◆ **Aim**: Copy out the data below verbatim.

◆ **Data for processing**:
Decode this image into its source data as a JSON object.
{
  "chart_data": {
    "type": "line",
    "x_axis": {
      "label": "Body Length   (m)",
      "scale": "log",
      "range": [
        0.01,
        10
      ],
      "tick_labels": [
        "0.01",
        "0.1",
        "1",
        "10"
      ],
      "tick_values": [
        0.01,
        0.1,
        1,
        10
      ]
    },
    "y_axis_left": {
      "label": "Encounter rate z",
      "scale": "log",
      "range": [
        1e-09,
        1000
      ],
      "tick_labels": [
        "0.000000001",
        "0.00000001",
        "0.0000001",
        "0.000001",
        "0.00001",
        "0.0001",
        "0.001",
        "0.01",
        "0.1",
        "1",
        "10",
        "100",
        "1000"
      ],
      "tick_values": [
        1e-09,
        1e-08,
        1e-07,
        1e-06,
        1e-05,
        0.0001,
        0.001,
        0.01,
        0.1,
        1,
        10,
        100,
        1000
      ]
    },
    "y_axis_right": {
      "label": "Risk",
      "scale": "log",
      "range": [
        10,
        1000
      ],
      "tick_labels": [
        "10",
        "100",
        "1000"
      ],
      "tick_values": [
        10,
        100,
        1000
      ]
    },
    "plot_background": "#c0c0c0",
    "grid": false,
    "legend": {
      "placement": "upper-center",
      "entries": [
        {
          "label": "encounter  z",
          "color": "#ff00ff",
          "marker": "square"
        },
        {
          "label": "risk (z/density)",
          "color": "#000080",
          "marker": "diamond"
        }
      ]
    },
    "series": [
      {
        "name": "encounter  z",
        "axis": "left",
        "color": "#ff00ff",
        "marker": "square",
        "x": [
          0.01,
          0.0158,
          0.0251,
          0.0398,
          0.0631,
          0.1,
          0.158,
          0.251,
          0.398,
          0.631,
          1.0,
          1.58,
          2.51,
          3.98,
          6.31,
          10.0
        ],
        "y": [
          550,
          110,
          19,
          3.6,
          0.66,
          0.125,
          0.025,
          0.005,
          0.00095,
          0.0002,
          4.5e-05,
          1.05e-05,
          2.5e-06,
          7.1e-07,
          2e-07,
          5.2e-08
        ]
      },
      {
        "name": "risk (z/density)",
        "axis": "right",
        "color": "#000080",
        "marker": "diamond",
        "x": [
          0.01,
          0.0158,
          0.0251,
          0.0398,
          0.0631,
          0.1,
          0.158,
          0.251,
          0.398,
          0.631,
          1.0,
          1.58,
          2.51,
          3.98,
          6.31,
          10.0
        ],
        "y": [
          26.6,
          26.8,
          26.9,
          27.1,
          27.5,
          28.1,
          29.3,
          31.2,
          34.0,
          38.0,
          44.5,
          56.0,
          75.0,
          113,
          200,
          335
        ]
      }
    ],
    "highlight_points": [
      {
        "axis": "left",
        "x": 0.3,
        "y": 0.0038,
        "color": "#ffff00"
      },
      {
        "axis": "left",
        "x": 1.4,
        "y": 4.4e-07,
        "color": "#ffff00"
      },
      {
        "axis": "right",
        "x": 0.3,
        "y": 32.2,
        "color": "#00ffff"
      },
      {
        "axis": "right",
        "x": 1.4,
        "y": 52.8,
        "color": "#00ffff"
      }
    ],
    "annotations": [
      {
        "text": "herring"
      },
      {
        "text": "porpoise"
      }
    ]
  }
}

◆ **Solution to the problem**:
Decode this image into its source data as a JSON object.
{
  "chart_data": {
    "type": "line",
    "x_axis": {
      "label": "Body Length   (m)",
      "scale": "log",
      "range": [
        0.01,
        10
      ],
      "tick_labels": [
        "0.01",
        "0.1",
        "1",
        "10"
      ],
      "tick_values": [
        0.01,
        0.1,
        1,
        10
      ]
    },
    "y_axis_left": {
      "label": "Encounter rate z",
      "scale": "log",
      "range": [
        1e-09,
        1000
      ],
      "tick_labels": [
        "0.000000001",
        "0.00000001",
        "0.0000001",
        "0.000001",
        "0.00001",
        "0.0001",
        "0.001",
        "0.01",
        "0.1",
        "1",
        "10",
        "100",
        "1000"
      ],
      "tick_values": [
        1e-09,
        1e-08,
        1e-07,
        1e-06,
        1e-05,
        0.0001,
        0.001,
        0.01,
        0.1,
        1,
        10,
        100,
        1000
      ]
    },
    "y_axis_right": {
      "label": "Risk",
      "scale": "log",
      "range": [
        10,
        1000
      ],
      "tick_labels": [
        "10",
        "100",
        "1000"
      ],
      "tick_values": [
        10,
        100,
        1000
      ]
    },
    "plot_background": "#c0c0c0",
    "grid": false,
    "legend": {
      "placement": "upper-center",
      "entries": [
        {
          "label": "encounter  z",
          "color": "#ff00ff",
          "marker": "square"
        },
        {
          "label": "risk (z/density)",
          "color": "#000080",
          "marker": "diamond"
        }
      ]
    },
    "series": [
      {
        "name": "encounter  z",
        "axis": "left",
        "color": "#ff00ff",
        "marker": "square",
        "x": [
          0.01,
          0.0158,
          0.0251,
          0.0398,
          0.0631,
          0.1,
          0.158,
          0.251,
          0.398,
          0.631,
          1.0,
          1.58,
          2.51,
          3.98,
          6.31,
          10.0
        ],
        "y": [
          550,
          110,
          19,
          3.6,
          0.66,
          0.125,
          0.025,
          0.005,
          0.00095,
          0.0002,
          4.5e-05,
          1.05e-05,
          2.5e-06,
          7.1e-07,
          2e-07,
          5.2e-08
        ]
      },
      {
        "name": "risk (z/density)",
        "axis": "right",
        "color": "#000080",
        "marker": "diamond",
        "x": [
          0.01,
          0.0158,
          0.0251,
          0.0398,
          0.0631,
          0.1,
          0.158,
          0.251,
          0.398,
          0.631,
          1.0,
          1.58,
          2.51,
          3.98,
          6.31,
          10.0
        ],
        "y": [
          26.6,
          26.8,
          26.9,
          27.1,
          27.5,
          28.1,
          29.3,
          31.2,
          34.0,
          38.0,
          44.5,
          56.0,
          75.0,
          113,
          200,
          335
        ]
      }
    ],
    "highlight_points": [
      {
        "axis": "left",
        "x": 0.3,
        "y": 0.0038,
        "color": "#ffff00"
      },
      {
        "axis": "left",
        "x": 1.4,
        "y": 4.4e-07,
        "color": "#ffff00"
      },
      {
        "axis": "right",
        "x": 0.3,
        "y": 32.2,
        "color": "#00ffff"
      },
      {
        "axis": "right",
        "x": 1.4,
        "y": 52.8,
        "color": "#00ffff"
      }
    ],
    "annotations": [
      {
        "text": "herring"
      },
      {
        "text": "porpoise"
      }
    ]
  }
}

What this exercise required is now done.